> Instruction
Exactly reproduce the entries, dropping any pictures from your copy.

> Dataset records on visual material
====
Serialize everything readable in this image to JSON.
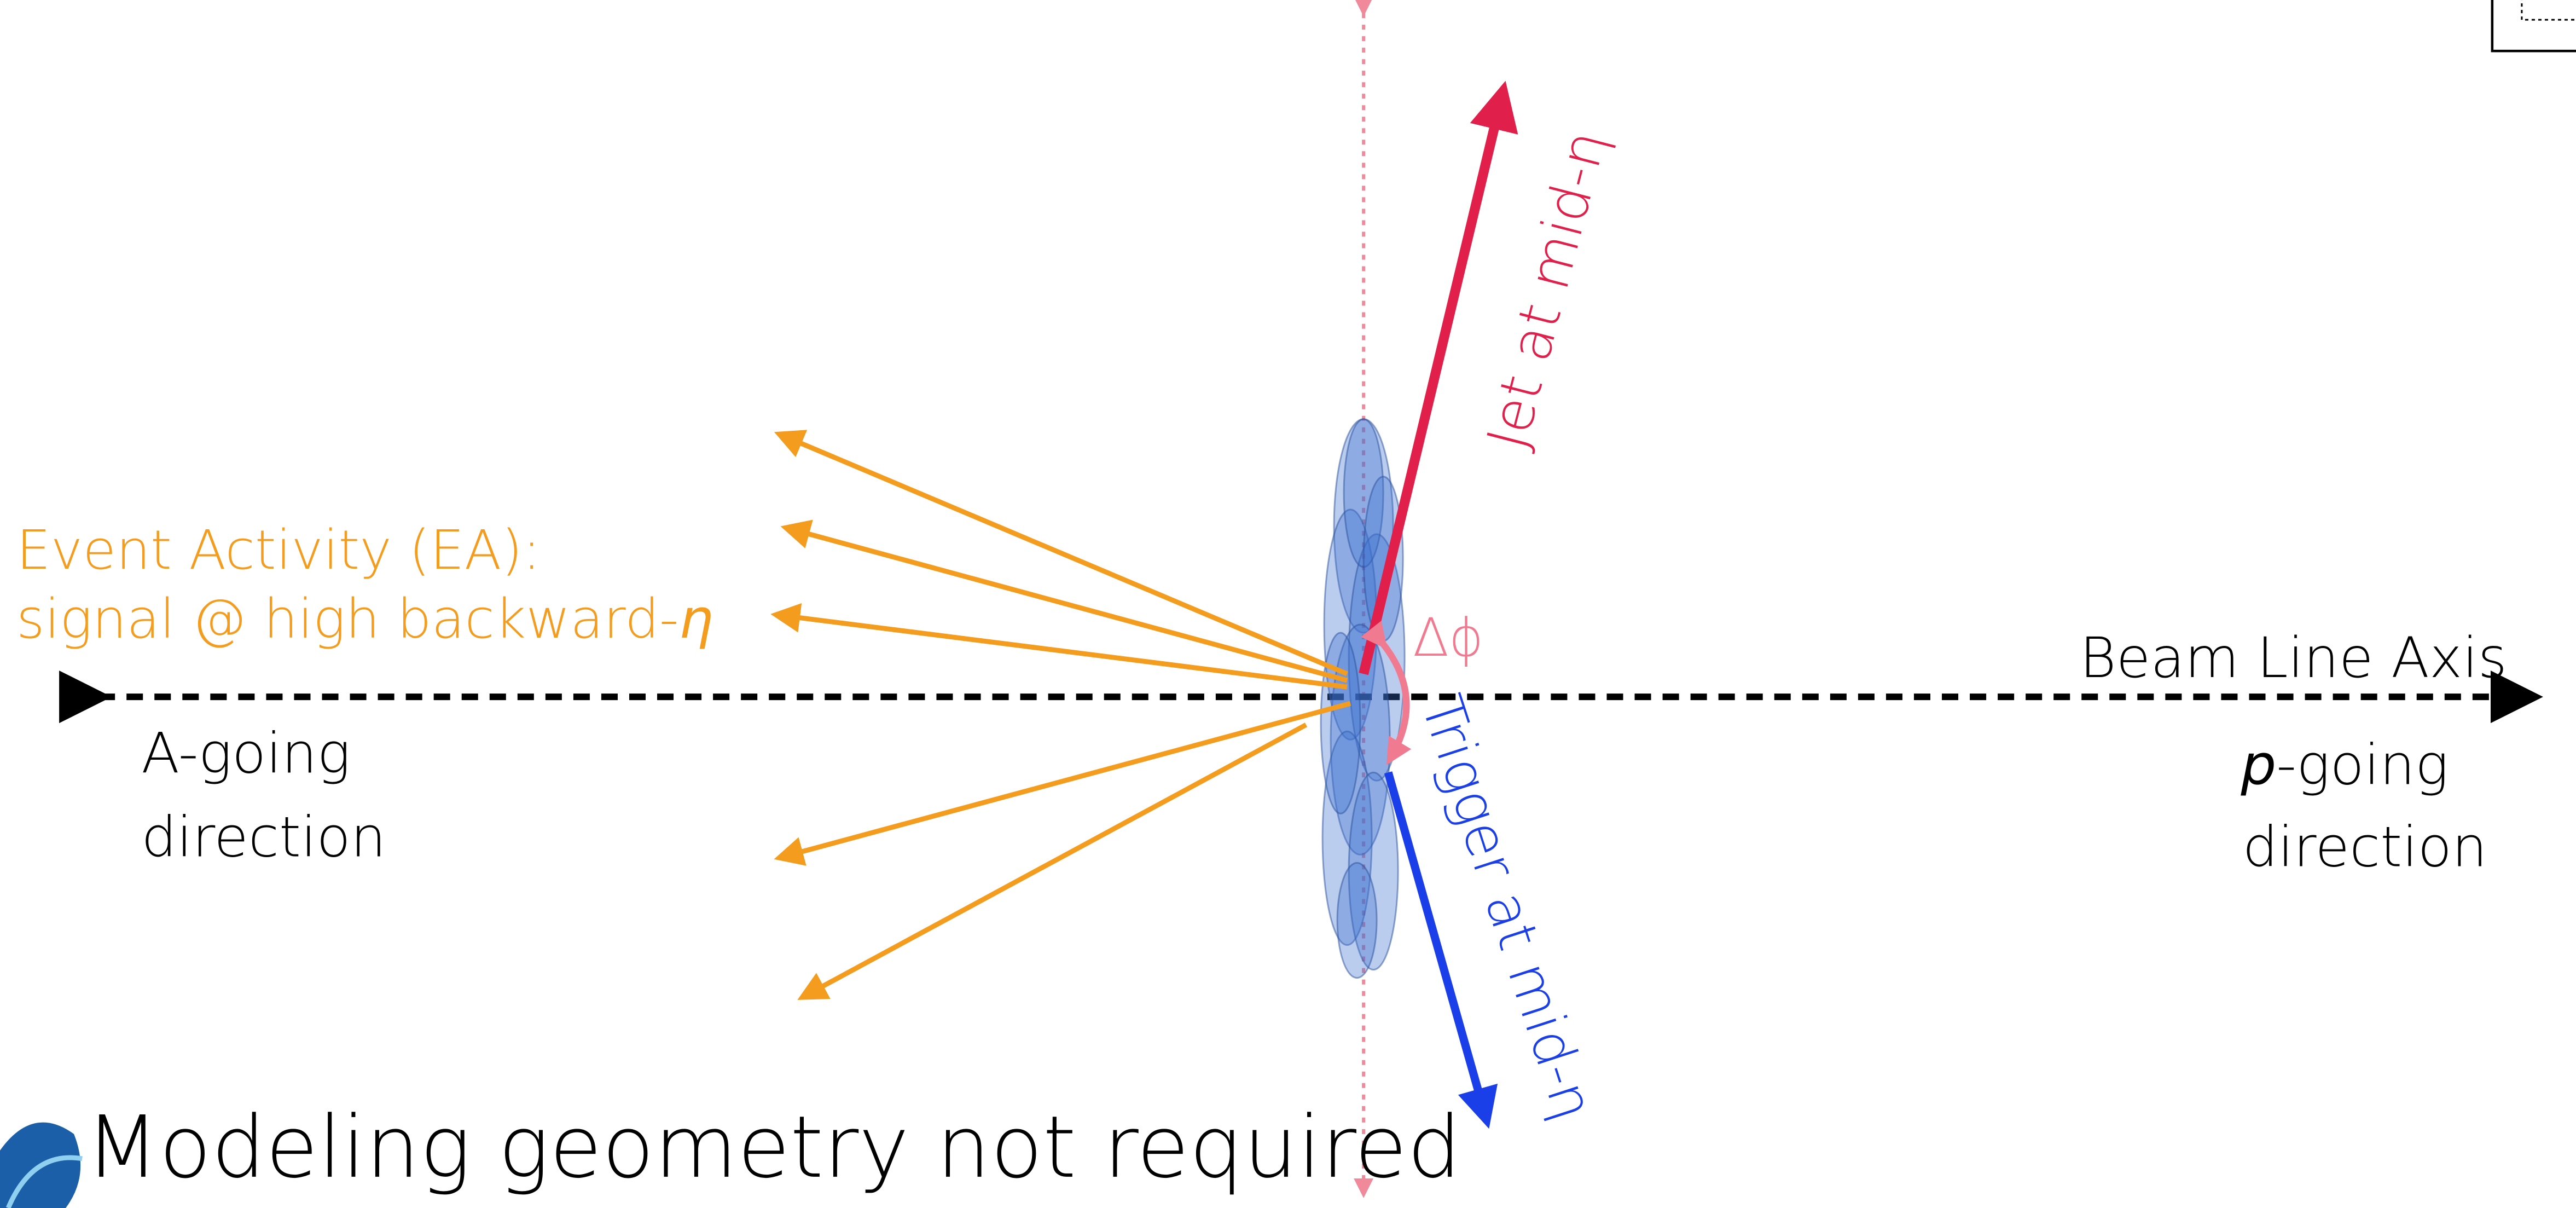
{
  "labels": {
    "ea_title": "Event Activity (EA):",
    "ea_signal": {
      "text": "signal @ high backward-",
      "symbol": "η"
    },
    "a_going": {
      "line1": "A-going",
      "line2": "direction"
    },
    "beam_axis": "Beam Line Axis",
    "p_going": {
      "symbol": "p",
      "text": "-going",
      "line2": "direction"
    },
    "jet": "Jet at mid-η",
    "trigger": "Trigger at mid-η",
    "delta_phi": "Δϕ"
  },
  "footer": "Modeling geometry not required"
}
====
> Exercise result
Serialize everything readable in this image to JSON.
{
  "labels": {
    "ea_title": "Event Activity (EA):",
    "ea_signal": {
      "text": "signal @ high backward-",
      "symbol": "η"
    },
    "a_going": {
      "line1": "A-going",
      "line2": "direction"
    },
    "beam_axis": "Beam Line Axis",
    "p_going": {
      "symbol": "p",
      "text": "-going",
      "line2": "direction"
    },
    "jet": "Jet at mid-η",
    "trigger": "Trigger at mid-η",
    "delta_phi": "Δϕ"
  },
  "footer": "Modeling geometry not required"
}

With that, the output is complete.